_Aim_: Where a line contains the string "JSON", copy that line.

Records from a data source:
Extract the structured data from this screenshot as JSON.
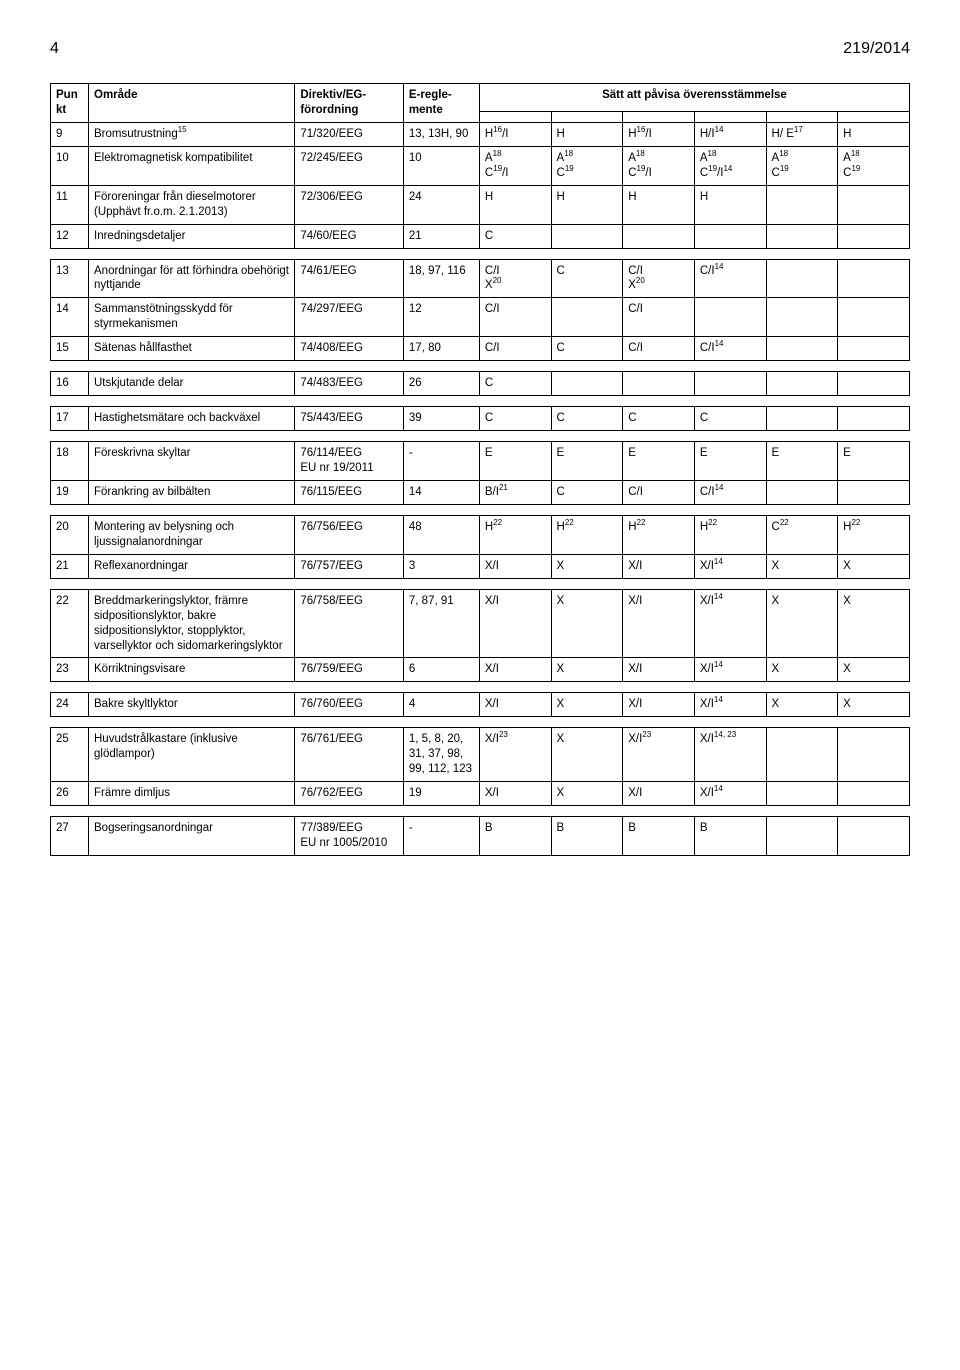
{
  "page_number": "4",
  "doc_id": "219/2014",
  "headers": {
    "punkt": "Pun\nkt",
    "omrade": "Område",
    "direktiv": "Direktiv/EG-förordning",
    "eregl": "E-regle-mente",
    "satt": "Sätt att påvisa överensstämmelse"
  },
  "rows": [
    {
      "n": "9",
      "omrade": "Bromsutrustning<sup>15</sup>",
      "dir": "71/320/EEG",
      "er": "13, 13H, 90",
      "c1": "H<sup>16</sup>/I",
      "c2": "H",
      "c3": "H<sup>16</sup>/I",
      "c4": "H/I<sup>14</sup>",
      "c5": "H/ E<sup>17</sup>",
      "c6": "H"
    },
    {
      "n": "10",
      "omrade": "Elektromagnetisk kompatibilitet",
      "dir": "72/245/EEG",
      "er": "10",
      "c1": "A<sup>18</sup><br>C<sup>19</sup>/I",
      "c2": "A<sup>18</sup><br>C<sup>19</sup>",
      "c3": "A<sup>18</sup><br>C<sup>19</sup>/I",
      "c4": "A<sup>18</sup><br>C<sup>19</sup>/I<sup>14</sup>",
      "c5": "A<sup>18</sup><br>C<sup>19</sup>",
      "c6": "A<sup>18</sup><br>C<sup>19</sup>"
    },
    {
      "n": "11",
      "omrade": "Föroreningar från dieselmotorer (Upphävt fr.o.m. 2.1.2013)",
      "dir": "72/306/EEG",
      "er": "24",
      "c1": "H",
      "c2": "H",
      "c3": "H",
      "c4": "H",
      "c5": "",
      "c6": ""
    },
    {
      "n": "12",
      "omrade": "Inredningsdetaljer",
      "dir": "74/60/EEG",
      "er": "21",
      "c1": "C",
      "c2": "",
      "c3": "",
      "c4": "",
      "c5": "",
      "c6": ""
    },
    {
      "n": "13",
      "omrade": "Anordningar för att förhindra obehörigt nyttjande",
      "dir": "74/61/EEG",
      "er": "18, 97, 116",
      "c1": "C/I<br>X<sup>20</sup>",
      "c2": "C",
      "c3": "C/I<br>X<sup>20</sup>",
      "c4": "C/I<sup>14</sup>",
      "c5": "",
      "c6": ""
    },
    {
      "n": "14",
      "omrade": "Sammanstötningsskydd för styrmekanismen",
      "dir": "74/297/EEG",
      "er": "12",
      "c1": "C/I",
      "c2": "",
      "c3": "C/I",
      "c4": "",
      "c5": "",
      "c6": ""
    },
    {
      "n": "15",
      "omrade": "Sätenas hållfasthet",
      "dir": "74/408/EEG",
      "er": "17, 80",
      "c1": "C/I",
      "c2": "C",
      "c3": "C/I",
      "c4": "C/I<sup>14</sup>",
      "c5": "",
      "c6": ""
    },
    {
      "n": "16",
      "omrade": "Utskjutande delar",
      "dir": "74/483/EEG",
      "er": "26",
      "c1": "C",
      "c2": "",
      "c3": "",
      "c4": "",
      "c5": "",
      "c6": ""
    },
    {
      "n": "17",
      "omrade": "Hastighetsmätare och backväxel",
      "dir": "75/443/EEG",
      "er": "39",
      "c1": "C",
      "c2": "C",
      "c3": "C",
      "c4": "C",
      "c5": "",
      "c6": ""
    },
    {
      "n": "18",
      "omrade": "Föreskrivna skyltar",
      "dir": "76/114/EEG<br>EU nr 19/2011",
      "er": "-",
      "c1": "E",
      "c2": "E",
      "c3": "E",
      "c4": "E",
      "c5": "E",
      "c6": "E"
    },
    {
      "n": "19",
      "omrade": "Förankring av bilbälten",
      "dir": "76/115/EEG",
      "er": "14",
      "c1": "B/I<sup>21</sup>",
      "c2": "C",
      "c3": "C/I",
      "c4": "C/I<sup>14</sup>",
      "c5": "",
      "c6": ""
    },
    {
      "n": "20",
      "omrade": "Montering av belysning och ljussignalanordningar",
      "dir": "76/756/EEG",
      "er": "48",
      "c1": "H<sup>22</sup>",
      "c2": "H<sup>22</sup>",
      "c3": "H<sup>22</sup>",
      "c4": "H<sup>22</sup>",
      "c5": "C<sup>22</sup>",
      "c6": "H<sup>22</sup>"
    },
    {
      "n": "21",
      "omrade": "Reflexanordningar",
      "dir": "76/757/EEG",
      "er": "3",
      "c1": "X/I",
      "c2": "X",
      "c3": "X/I",
      "c4": "X/I<sup>14</sup>",
      "c5": "X",
      "c6": "X"
    },
    {
      "n": "22",
      "omrade": "Breddmarkeringslyktor, främre sidpositionslyktor, bakre sidpositionslyktor, stopplyktor, varsellyktor och sidomarkeringslyktor",
      "dir": "76/758/EEG",
      "er": "7, 87, 91",
      "c1": "X/I",
      "c2": "X",
      "c3": "X/I",
      "c4": "X/I<sup>14</sup>",
      "c5": "X",
      "c6": "X"
    },
    {
      "n": "23",
      "omrade": "Körriktningsvisare",
      "dir": "76/759/EEG",
      "er": "6",
      "c1": "X/I",
      "c2": "X",
      "c3": "X/I",
      "c4": "X/I<sup>14</sup>",
      "c5": "X",
      "c6": "X"
    },
    {
      "n": "24",
      "omrade": "Bakre skyltlyktor",
      "dir": "76/760/EEG",
      "er": "4",
      "c1": "X/I",
      "c2": "X",
      "c3": "X/I",
      "c4": "X/I<sup>14</sup>",
      "c5": "X",
      "c6": "X"
    },
    {
      "n": "25",
      "omrade": "Huvudstrålkastare (inklusive glödlampor)",
      "dir": "76/761/EEG",
      "er": "1, 5, 8, 20, 31, 37, 98, 99, 112, 123",
      "c1": "X/I<sup>23</sup>",
      "c2": "X",
      "c3": "X/I<sup>23</sup>",
      "c4": "X/I<sup>14, 23</sup>",
      "c5": "",
      "c6": ""
    },
    {
      "n": "26",
      "omrade": "Främre dimljus",
      "dir": "76/762/EEG",
      "er": "19",
      "c1": "X/I",
      "c2": "X",
      "c3": "X/I",
      "c4": "X/I<sup>14</sup>",
      "c5": "",
      "c6": ""
    },
    {
      "n": "27",
      "omrade": "Bogseringsanordningar",
      "dir": "77/389/EEG<br>EU nr 1005/2010",
      "er": "-",
      "c1": "B",
      "c2": "B",
      "c3": "B",
      "c4": "B",
      "c5": "",
      "c6": ""
    }
  ],
  "group_breaks": [
    12,
    15,
    16,
    17,
    19,
    21,
    23,
    24,
    26
  ]
}
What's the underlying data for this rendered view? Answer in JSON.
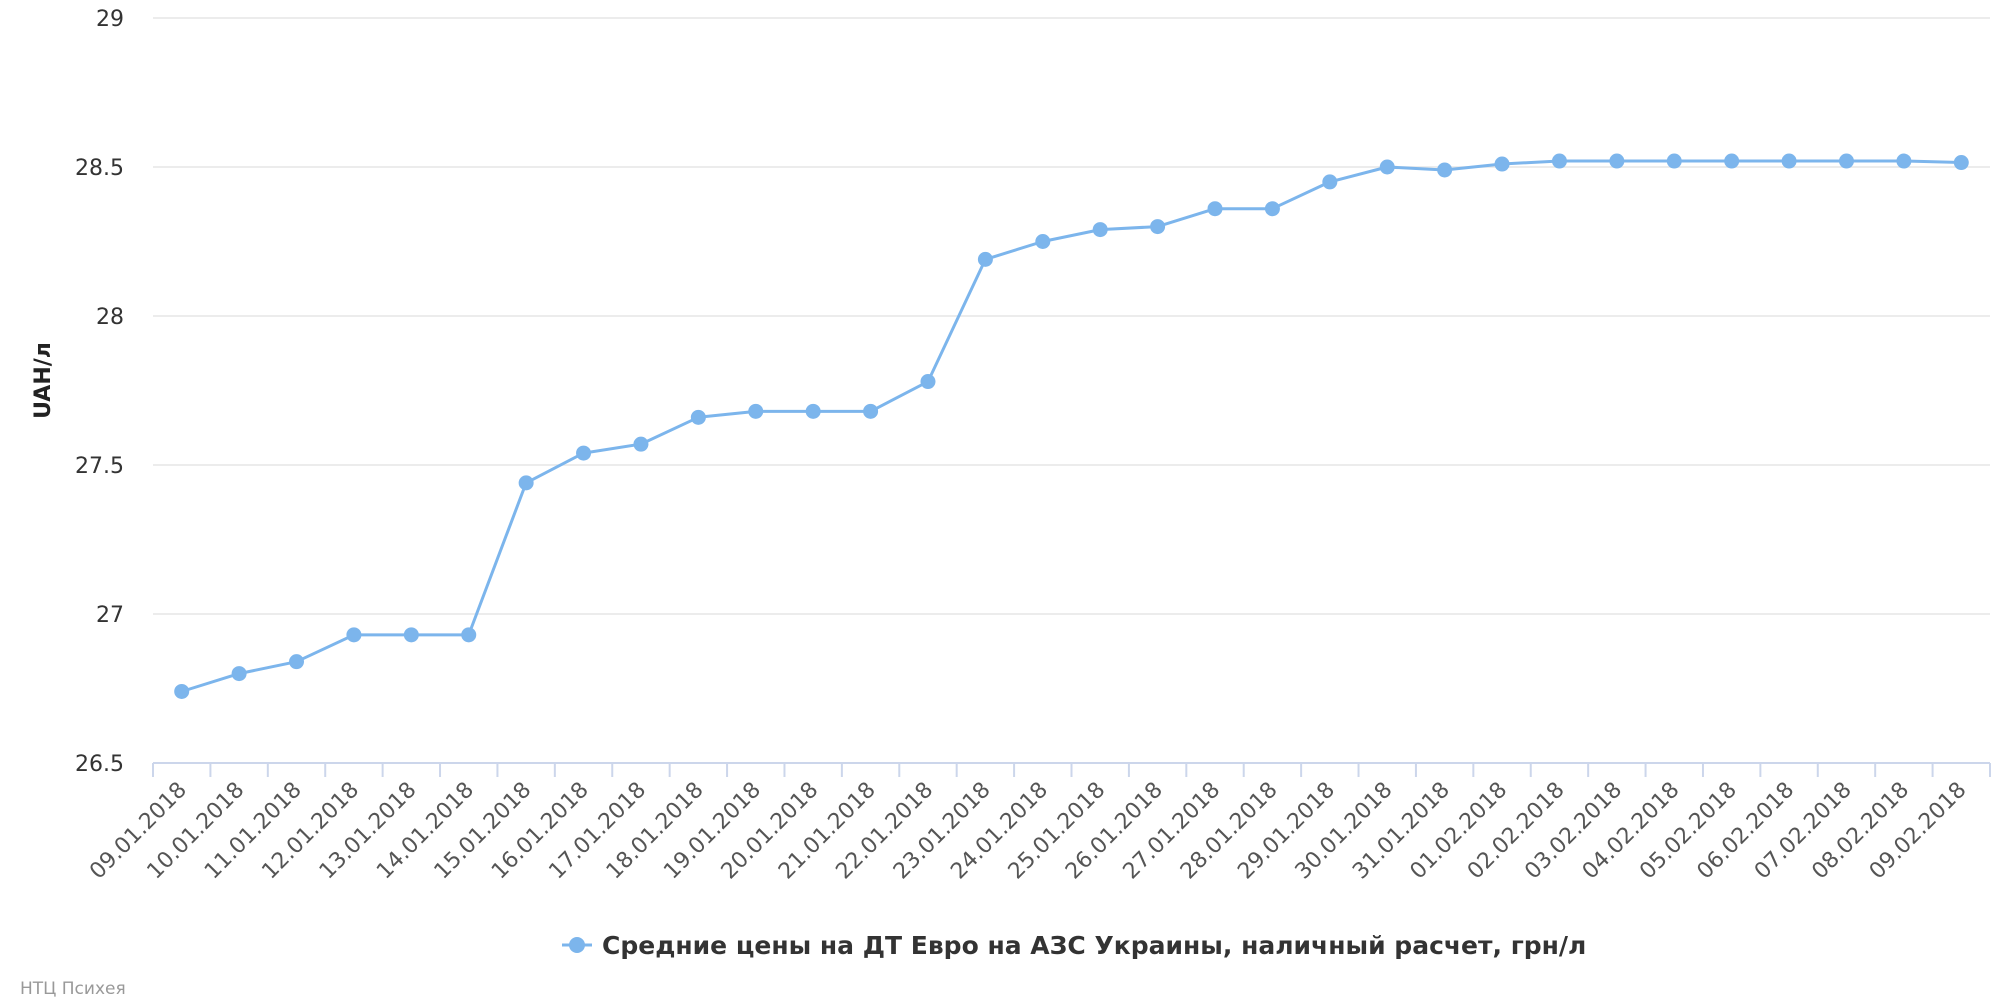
{
  "chart_data": {
    "type": "line",
    "ylabel": "UAH/л",
    "ylim": [
      26.5,
      29
    ],
    "yticks": [
      26.5,
      27,
      27.5,
      28,
      28.5,
      29
    ],
    "grid": true,
    "legend_position": "bottom-center",
    "series": [
      {
        "name": "Средние цены на ДТ Евро на АЗС Украины, наличный расчет, грн/л",
        "color": "#7cb5ec",
        "values": [
          26.74,
          26.8,
          26.84,
          26.93,
          26.93,
          26.93,
          27.44,
          27.54,
          27.57,
          27.66,
          27.68,
          27.68,
          27.68,
          27.78,
          28.19,
          28.25,
          28.29,
          28.3,
          28.36,
          28.36,
          28.45,
          28.5,
          28.49,
          28.51,
          28.52,
          28.52,
          28.52,
          28.52,
          28.52,
          28.52,
          28.52,
          28.515
        ]
      }
    ],
    "categories": [
      "09.01.2018",
      "10.01.2018",
      "11.01.2018",
      "12.01.2018",
      "13.01.2018",
      "14.01.2018",
      "15.01.2018",
      "16.01.2018",
      "17.01.2018",
      "18.01.2018",
      "19.01.2018",
      "20.01.2018",
      "21.01.2018",
      "22.01.2018",
      "23.01.2018",
      "24.01.2018",
      "25.01.2018",
      "26.01.2018",
      "27.01.2018",
      "28.01.2018",
      "29.01.2018",
      "30.01.2018",
      "31.01.2018",
      "01.02.2018",
      "02.02.2018",
      "03.02.2018",
      "04.02.2018",
      "05.02.2018",
      "06.02.2018",
      "07.02.2018",
      "08.02.2018",
      "09.02.2018"
    ]
  },
  "credit": "НТЦ Психея"
}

_Response to the task_:
Extract the structured data from this screenshot as JSON.
What's the underlying data for this rendered view? Answer in JSON.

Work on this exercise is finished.